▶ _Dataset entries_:
- - -

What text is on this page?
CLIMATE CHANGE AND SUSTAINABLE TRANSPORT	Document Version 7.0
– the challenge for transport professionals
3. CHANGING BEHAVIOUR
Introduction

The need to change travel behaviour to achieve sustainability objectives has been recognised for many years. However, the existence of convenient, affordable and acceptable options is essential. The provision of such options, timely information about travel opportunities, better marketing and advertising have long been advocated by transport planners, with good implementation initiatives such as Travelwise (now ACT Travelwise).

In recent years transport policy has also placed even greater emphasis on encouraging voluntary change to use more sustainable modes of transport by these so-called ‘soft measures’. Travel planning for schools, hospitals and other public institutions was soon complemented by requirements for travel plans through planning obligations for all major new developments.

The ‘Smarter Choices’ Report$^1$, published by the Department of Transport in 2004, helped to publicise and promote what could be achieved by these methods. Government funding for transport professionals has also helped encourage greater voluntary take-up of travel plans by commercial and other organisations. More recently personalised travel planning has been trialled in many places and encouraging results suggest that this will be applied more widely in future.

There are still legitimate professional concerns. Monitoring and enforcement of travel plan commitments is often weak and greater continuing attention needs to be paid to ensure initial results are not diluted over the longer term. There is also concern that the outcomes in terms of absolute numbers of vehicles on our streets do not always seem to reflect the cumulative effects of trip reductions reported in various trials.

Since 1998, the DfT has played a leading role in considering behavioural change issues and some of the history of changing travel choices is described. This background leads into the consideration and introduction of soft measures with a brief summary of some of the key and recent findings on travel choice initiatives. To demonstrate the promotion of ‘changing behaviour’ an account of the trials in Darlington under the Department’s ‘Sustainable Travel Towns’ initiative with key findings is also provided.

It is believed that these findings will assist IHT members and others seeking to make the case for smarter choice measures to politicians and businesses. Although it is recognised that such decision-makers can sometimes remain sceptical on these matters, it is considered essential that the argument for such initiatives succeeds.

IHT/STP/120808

- - -

▶ _EXERCISE_:
Work through the data and report how many of its lines hold the word "Department", giving only the figure.

▶ _FULL SOLUTION_:
2